## Set problem
Where a line holds the string "screenshot", return that line.

## Data provided
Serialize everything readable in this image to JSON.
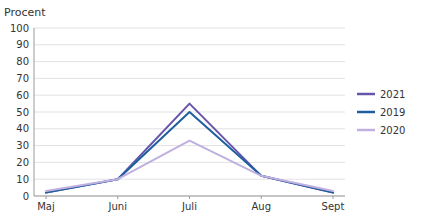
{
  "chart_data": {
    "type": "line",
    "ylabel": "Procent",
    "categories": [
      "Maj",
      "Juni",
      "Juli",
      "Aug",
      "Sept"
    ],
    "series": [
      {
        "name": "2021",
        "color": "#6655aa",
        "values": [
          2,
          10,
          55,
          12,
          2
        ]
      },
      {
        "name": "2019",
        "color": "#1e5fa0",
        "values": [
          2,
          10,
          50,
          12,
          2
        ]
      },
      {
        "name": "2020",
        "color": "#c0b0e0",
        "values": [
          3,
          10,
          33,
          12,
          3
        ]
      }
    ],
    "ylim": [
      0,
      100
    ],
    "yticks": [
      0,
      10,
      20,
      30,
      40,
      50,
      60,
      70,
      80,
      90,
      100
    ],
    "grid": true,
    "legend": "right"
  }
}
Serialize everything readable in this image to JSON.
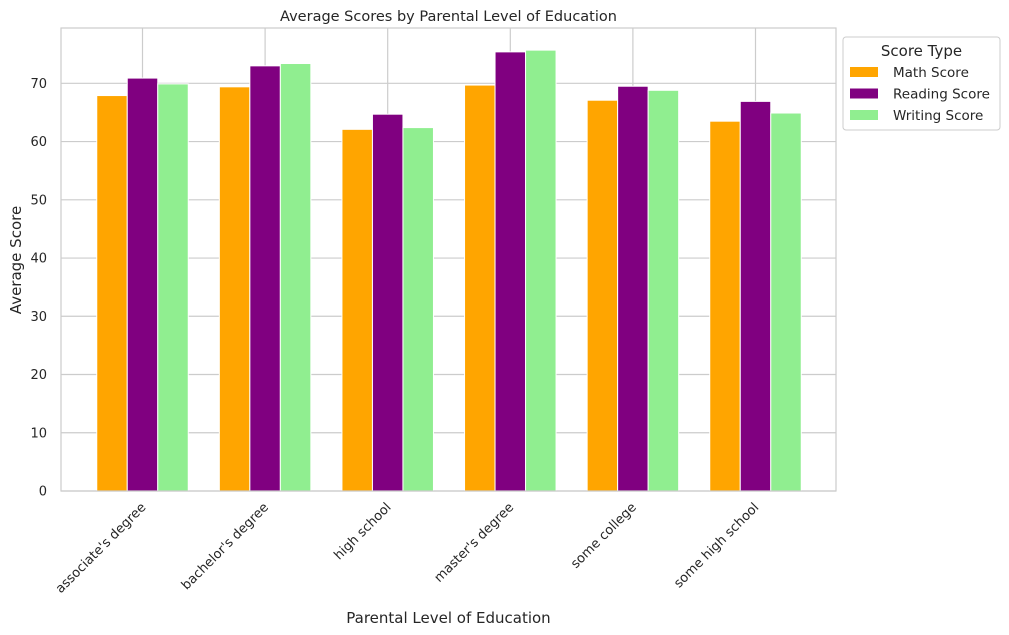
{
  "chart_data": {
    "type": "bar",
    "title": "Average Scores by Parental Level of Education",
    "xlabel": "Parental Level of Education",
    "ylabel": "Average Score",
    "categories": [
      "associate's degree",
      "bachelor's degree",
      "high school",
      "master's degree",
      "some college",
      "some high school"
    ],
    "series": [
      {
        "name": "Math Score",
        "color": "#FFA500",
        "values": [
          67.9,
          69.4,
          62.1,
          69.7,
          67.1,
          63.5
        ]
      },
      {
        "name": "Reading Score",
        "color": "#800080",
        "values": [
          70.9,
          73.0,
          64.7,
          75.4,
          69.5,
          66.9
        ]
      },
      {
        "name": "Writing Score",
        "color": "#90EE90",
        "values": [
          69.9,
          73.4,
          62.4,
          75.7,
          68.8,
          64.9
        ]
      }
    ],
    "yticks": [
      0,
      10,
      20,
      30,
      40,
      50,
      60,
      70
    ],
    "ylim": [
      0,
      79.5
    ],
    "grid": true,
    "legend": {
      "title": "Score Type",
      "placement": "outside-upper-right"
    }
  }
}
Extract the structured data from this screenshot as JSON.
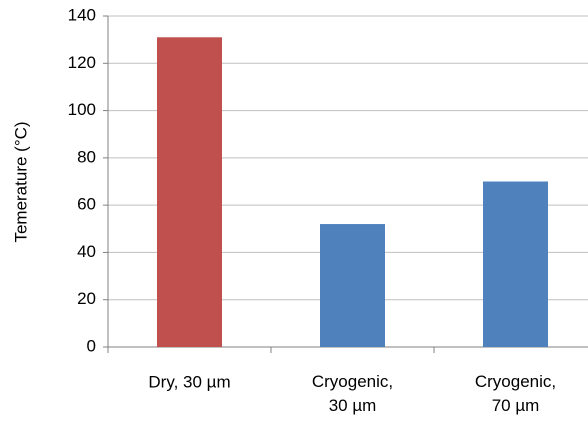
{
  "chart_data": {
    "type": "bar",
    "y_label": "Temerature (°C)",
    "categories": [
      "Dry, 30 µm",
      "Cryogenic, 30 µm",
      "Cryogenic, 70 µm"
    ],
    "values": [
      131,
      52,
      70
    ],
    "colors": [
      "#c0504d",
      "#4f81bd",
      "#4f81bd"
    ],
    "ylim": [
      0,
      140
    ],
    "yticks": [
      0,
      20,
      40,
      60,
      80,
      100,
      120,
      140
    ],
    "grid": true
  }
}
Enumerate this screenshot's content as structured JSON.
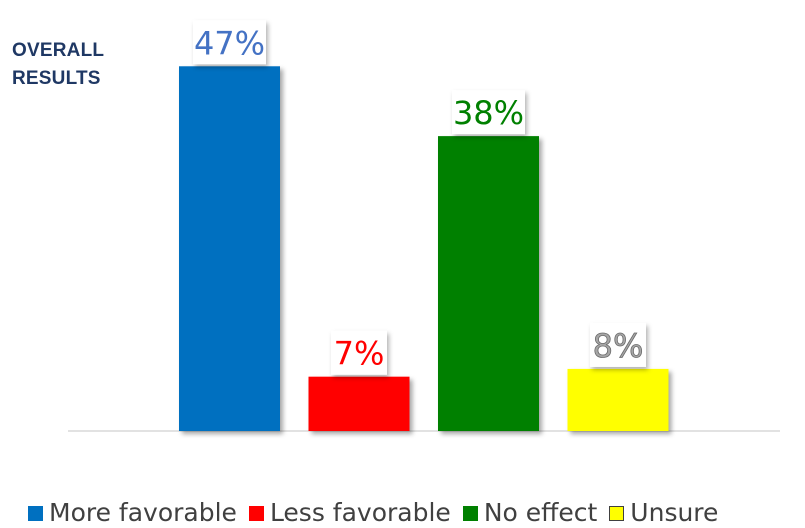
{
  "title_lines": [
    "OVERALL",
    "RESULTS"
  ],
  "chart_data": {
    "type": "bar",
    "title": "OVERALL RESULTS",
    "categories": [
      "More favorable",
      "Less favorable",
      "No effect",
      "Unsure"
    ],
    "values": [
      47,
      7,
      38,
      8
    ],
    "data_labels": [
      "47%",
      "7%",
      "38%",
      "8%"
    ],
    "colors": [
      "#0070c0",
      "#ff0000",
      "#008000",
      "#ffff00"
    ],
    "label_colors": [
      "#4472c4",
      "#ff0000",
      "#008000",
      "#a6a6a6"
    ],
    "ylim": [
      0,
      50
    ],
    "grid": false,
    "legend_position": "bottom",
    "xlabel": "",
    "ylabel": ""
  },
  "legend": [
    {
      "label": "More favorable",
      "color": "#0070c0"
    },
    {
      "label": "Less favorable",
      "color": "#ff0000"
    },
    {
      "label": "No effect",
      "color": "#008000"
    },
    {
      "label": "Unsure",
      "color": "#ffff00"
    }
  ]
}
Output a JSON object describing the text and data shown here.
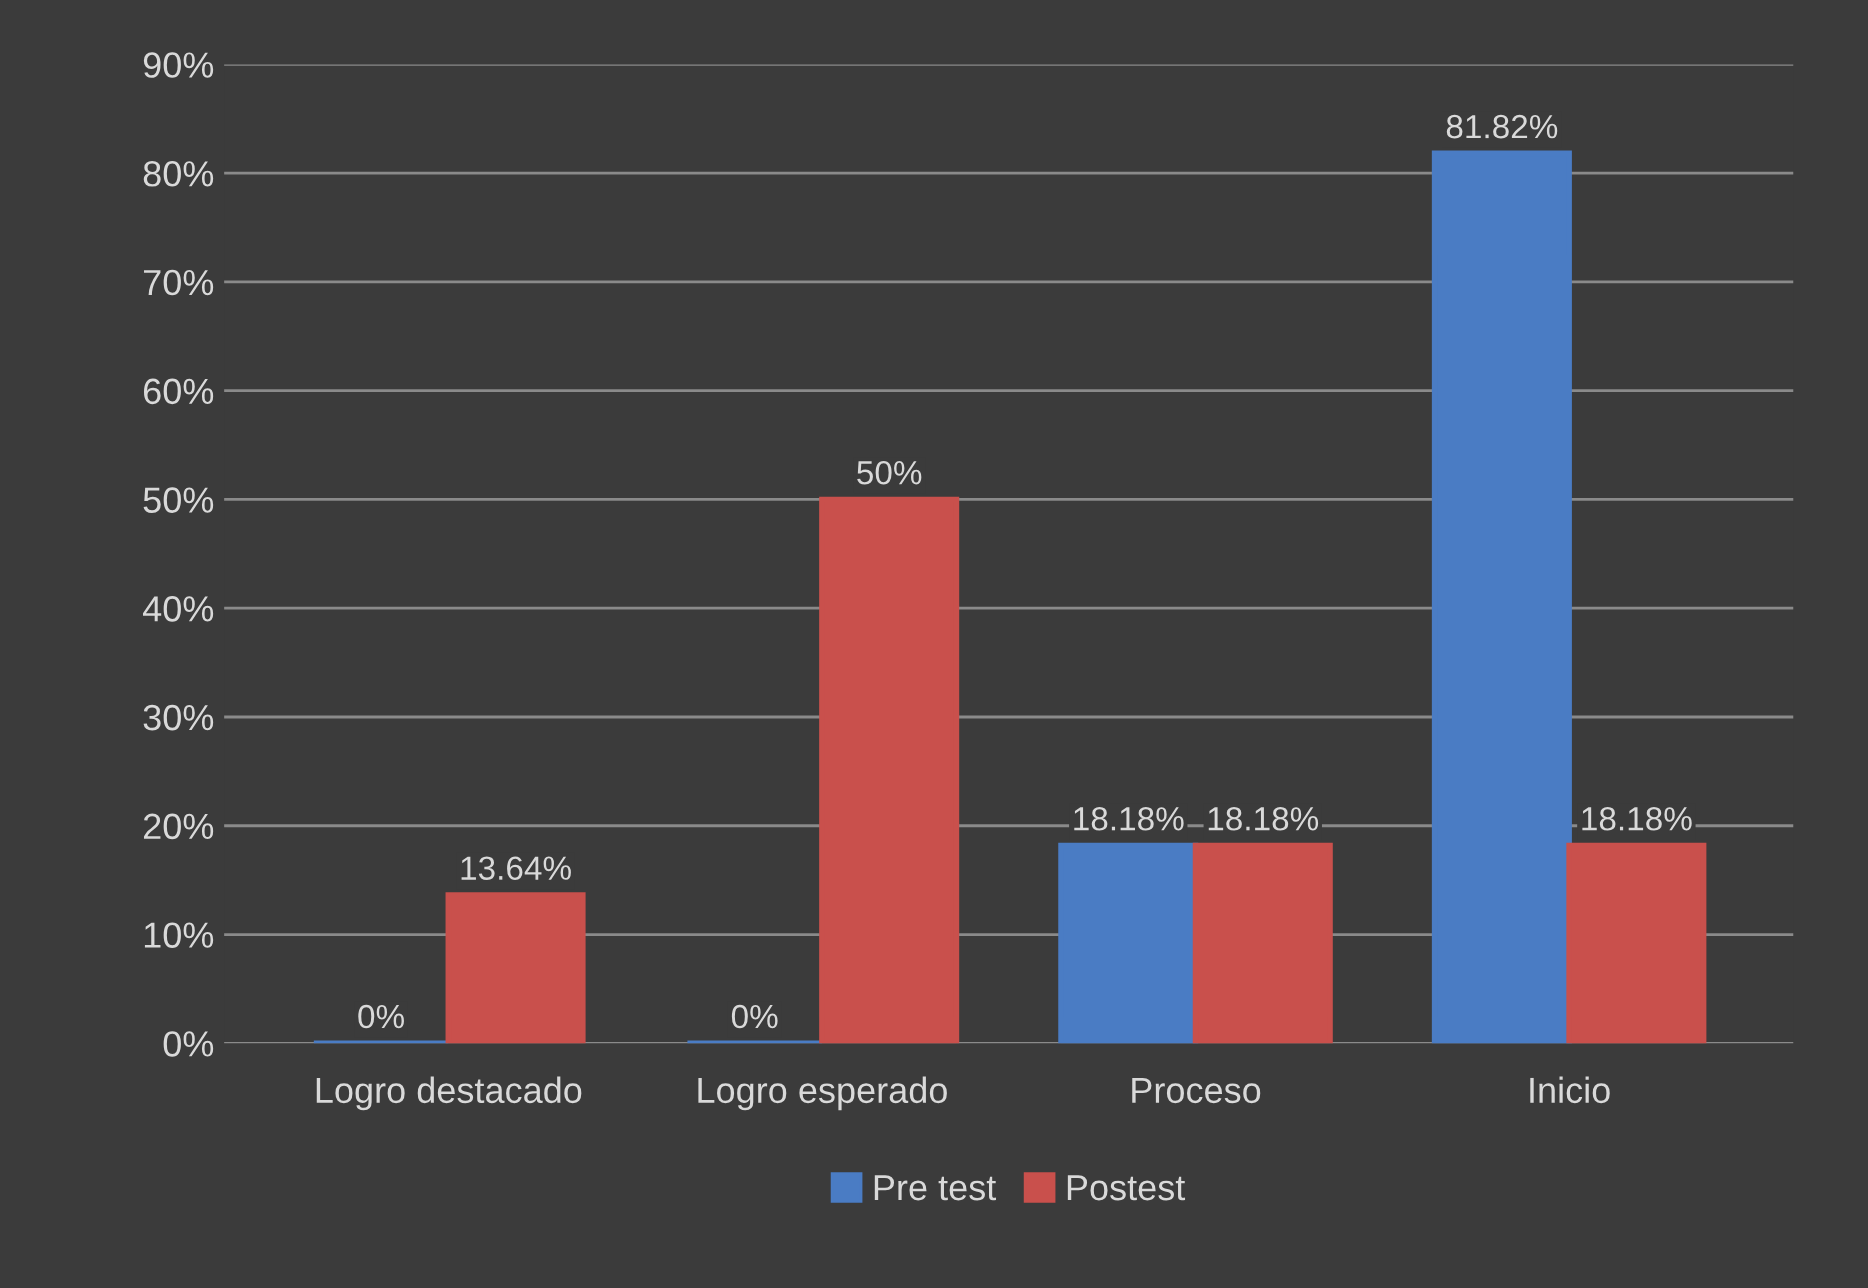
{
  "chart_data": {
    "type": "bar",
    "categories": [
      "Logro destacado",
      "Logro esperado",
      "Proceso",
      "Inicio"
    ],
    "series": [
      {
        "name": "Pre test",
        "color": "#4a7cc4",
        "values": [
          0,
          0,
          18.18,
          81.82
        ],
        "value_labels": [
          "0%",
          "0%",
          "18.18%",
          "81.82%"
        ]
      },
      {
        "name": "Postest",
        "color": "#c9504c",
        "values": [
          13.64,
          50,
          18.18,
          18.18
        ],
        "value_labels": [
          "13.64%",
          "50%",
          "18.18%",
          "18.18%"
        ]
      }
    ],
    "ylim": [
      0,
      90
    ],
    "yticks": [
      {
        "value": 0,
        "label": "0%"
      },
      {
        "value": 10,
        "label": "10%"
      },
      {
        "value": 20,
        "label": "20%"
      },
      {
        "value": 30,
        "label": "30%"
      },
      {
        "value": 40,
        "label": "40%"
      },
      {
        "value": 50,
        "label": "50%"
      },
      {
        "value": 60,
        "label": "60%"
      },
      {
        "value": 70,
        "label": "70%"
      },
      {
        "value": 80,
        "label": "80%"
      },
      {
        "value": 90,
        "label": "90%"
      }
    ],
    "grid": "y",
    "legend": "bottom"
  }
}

## Answer for the task
Extract the structured data from this screenshot as JSON.
Enumerate this screenshot's content as structured JSON.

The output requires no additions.